◆ **AIM OF THE EXERCISE**: Below are entries. Pull out all lines containing "this".

◆ **EXTRACTED ENTRIES**:
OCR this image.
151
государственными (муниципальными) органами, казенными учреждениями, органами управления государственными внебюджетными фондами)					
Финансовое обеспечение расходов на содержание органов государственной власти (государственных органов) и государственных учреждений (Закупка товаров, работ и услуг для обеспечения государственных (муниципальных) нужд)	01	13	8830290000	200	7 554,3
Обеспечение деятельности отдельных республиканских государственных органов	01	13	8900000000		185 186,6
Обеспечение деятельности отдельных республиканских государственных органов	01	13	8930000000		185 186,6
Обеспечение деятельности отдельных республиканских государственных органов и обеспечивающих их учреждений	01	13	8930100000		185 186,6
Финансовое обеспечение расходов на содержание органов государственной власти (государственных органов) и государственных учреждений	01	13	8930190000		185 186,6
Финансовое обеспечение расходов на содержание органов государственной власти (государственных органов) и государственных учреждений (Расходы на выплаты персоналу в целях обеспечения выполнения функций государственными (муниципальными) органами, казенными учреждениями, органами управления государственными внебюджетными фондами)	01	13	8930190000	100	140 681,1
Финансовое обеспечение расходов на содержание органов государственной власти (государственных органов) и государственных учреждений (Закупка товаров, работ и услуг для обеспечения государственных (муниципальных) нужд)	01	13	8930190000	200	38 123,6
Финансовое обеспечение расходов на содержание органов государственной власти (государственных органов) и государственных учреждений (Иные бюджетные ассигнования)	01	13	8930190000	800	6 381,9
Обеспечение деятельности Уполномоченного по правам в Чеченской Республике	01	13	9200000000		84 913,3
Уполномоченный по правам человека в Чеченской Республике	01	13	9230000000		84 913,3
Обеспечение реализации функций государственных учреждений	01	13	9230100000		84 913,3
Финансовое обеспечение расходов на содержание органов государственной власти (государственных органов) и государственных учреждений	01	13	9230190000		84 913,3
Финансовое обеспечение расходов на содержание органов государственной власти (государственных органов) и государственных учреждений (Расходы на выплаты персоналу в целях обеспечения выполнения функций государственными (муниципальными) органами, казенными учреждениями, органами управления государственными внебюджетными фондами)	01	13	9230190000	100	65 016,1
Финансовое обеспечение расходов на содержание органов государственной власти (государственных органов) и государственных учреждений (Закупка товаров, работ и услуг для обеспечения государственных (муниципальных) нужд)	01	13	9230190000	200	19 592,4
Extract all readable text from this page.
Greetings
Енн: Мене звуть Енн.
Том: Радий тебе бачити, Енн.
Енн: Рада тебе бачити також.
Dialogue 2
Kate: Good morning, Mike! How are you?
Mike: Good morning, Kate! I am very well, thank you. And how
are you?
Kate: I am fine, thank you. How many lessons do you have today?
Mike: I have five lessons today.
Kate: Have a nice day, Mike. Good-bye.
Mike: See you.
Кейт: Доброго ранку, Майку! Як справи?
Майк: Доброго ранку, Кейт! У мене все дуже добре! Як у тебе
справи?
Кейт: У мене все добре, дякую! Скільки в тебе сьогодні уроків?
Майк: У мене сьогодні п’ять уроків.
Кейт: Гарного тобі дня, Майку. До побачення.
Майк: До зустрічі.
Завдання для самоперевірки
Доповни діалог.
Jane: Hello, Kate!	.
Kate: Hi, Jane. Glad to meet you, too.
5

◆ **WRITTEN RESPONSE**:
OCR this image.
Extract all readable text from this page.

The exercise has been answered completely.